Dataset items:
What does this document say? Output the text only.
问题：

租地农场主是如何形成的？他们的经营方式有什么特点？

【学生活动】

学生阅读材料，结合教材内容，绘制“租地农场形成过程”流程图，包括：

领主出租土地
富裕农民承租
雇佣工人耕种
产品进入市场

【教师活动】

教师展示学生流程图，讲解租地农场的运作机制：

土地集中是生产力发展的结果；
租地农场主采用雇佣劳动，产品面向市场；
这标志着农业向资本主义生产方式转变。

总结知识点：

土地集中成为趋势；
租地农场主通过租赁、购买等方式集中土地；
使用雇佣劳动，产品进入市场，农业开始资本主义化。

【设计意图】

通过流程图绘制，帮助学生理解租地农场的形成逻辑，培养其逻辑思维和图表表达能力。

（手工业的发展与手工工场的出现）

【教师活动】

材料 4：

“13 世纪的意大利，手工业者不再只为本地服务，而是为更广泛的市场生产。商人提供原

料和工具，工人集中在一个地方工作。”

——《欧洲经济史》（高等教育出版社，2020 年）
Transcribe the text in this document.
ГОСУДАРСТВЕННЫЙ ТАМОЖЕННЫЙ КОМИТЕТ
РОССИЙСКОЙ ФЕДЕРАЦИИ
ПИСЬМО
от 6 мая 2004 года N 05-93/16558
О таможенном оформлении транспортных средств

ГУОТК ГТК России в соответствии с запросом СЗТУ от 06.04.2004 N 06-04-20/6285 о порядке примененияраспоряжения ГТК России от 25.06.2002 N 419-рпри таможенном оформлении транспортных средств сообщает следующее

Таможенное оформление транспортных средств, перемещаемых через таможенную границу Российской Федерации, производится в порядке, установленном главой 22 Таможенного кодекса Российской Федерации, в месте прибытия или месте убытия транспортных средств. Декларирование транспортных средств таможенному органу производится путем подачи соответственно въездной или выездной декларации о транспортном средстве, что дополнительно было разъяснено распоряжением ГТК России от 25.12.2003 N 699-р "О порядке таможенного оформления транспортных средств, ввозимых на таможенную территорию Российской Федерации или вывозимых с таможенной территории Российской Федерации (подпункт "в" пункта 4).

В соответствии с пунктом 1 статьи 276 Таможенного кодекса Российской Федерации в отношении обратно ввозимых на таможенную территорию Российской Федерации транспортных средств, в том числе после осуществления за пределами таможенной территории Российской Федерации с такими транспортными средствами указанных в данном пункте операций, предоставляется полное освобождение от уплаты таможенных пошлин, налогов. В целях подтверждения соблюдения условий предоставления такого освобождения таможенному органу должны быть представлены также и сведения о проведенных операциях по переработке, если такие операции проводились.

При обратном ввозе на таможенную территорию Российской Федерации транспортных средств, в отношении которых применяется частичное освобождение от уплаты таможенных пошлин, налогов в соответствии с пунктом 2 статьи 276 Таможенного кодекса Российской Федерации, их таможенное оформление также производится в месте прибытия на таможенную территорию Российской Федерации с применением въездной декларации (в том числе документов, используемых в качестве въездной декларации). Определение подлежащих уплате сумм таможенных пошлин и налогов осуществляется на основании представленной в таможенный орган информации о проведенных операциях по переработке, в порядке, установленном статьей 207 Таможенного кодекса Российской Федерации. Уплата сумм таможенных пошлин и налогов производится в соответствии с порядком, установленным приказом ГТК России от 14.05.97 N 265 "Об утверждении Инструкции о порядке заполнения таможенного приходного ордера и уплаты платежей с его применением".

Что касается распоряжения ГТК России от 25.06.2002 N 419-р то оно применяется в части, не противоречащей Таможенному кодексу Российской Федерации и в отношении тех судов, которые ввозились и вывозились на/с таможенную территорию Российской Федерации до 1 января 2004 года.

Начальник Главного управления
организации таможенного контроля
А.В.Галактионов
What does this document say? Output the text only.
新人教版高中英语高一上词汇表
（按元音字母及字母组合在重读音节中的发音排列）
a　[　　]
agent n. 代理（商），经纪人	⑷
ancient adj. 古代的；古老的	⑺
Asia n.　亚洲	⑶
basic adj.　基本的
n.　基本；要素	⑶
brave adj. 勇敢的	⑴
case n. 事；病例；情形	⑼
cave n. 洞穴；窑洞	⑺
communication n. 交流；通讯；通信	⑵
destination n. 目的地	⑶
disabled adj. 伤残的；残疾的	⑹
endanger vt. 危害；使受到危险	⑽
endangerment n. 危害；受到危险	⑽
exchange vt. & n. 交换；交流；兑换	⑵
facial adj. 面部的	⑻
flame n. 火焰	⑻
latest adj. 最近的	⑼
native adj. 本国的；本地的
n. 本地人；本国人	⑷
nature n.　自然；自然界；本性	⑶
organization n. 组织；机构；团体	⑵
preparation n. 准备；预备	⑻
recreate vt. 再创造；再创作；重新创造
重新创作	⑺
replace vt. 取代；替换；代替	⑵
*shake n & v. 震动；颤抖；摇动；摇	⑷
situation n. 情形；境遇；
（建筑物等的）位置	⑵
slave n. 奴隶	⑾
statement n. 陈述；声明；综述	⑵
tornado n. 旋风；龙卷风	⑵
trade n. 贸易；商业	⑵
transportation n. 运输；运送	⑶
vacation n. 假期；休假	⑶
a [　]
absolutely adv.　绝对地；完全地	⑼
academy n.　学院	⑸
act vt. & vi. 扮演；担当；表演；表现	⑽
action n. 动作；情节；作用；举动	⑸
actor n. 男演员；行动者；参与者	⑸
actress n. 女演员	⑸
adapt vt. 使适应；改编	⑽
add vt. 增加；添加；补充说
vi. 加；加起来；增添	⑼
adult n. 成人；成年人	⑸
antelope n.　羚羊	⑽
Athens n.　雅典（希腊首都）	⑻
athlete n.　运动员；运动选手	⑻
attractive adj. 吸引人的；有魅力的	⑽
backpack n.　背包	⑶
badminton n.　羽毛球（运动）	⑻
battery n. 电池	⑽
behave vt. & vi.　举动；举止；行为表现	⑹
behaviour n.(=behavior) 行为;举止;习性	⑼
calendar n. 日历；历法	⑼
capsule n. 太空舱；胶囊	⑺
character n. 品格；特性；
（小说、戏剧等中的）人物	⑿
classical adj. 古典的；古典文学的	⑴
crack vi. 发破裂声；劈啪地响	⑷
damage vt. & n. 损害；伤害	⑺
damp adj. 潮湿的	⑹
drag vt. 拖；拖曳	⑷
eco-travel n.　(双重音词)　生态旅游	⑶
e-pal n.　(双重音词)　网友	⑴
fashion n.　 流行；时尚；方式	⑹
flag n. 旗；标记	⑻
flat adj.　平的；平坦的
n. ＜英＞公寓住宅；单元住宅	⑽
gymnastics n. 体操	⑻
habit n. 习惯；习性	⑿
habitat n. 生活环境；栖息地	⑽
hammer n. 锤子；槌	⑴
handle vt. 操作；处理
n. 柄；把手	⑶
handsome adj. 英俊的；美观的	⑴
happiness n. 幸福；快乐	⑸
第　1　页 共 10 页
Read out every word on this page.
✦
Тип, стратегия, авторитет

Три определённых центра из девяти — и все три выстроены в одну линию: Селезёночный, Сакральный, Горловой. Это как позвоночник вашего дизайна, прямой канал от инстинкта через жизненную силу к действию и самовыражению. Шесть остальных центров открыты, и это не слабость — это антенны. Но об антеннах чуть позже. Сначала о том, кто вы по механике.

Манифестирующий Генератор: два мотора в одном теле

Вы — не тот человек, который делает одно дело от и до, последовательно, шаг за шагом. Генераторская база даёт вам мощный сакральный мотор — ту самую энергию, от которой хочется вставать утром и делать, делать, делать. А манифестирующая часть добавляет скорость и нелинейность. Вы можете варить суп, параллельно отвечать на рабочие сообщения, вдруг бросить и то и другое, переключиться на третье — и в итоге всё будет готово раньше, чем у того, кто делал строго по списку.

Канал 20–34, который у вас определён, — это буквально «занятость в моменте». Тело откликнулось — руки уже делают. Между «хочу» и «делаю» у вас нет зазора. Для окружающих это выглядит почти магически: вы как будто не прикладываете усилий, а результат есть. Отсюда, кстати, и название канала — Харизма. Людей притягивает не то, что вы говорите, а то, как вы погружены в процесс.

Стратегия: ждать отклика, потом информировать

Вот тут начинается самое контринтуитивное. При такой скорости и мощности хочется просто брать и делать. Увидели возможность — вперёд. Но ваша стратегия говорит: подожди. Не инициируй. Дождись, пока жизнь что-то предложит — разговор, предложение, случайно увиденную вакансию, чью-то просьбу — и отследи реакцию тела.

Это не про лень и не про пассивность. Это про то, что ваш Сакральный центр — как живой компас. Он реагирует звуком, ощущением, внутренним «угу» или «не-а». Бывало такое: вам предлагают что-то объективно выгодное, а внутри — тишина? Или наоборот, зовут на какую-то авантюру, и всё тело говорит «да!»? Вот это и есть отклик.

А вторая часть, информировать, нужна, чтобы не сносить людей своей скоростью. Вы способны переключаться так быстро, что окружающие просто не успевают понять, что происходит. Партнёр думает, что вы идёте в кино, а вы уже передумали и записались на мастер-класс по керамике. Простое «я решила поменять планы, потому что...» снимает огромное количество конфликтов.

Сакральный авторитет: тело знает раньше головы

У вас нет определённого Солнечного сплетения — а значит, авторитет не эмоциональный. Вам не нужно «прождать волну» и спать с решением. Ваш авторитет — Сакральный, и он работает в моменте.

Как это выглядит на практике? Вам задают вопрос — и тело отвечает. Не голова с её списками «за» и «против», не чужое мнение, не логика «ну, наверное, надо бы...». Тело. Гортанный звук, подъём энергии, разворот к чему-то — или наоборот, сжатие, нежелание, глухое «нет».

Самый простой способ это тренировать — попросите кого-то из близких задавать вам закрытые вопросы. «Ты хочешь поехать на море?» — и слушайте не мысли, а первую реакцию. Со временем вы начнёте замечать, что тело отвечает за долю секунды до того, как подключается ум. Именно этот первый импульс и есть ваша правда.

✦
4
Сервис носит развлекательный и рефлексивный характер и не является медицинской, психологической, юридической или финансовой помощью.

| What this task involves |
Scan the data above and copy every line with "также" in it.

| Correct result |
В соответствии с пунктом 1 статьи 276 Таможенного кодекса Российской Федерации в отношении обратно ввозимых на таможенную территорию Российской Федерации транспортных средств, в том числе после осуществления за пределами таможенной территории Российской Федерации с такими транспортными средствами указанных в данном пункте операций, предоставляется полное освобождение от уплаты таможенных пошлин, налогов. В целях подтверждения соблюдения условий предоставления такого освобождения таможенному органу должны быть представлены также и сведения о проведенных операциях по переработке, если такие операции проводились.
При обратном ввозе на таможенную территорию Российской Федерации транспортных средств, в отношении которых применяется частичное освобождение от уплаты таможенных пошлин, налогов в соответствии с пунктом 2 статьи 276 Таможенного кодекса Российской Федерации, их таможенное оформление также производится в месте прибытия на таможенную территорию Российской Федерации с применением въездной декларации (в том числе документов, используемых в качестве въездной декларации). Определение подлежащих уплате сумм таможенных пошлин и налогов осуществляется на основании представленной в таможенный орган информации о проведенных операциях по переработке, в порядке, установленном статьей 207 Таможенного кодекса Российской Федерации. Уплата сумм таможенных пошлин и налогов производится в соответствии с порядком, установленным приказом ГТК России от 14.05.97 N 265 "Об утверждении Инструкции о порядке заполнения таможенного приходного ордера и уплаты платежей с его применением".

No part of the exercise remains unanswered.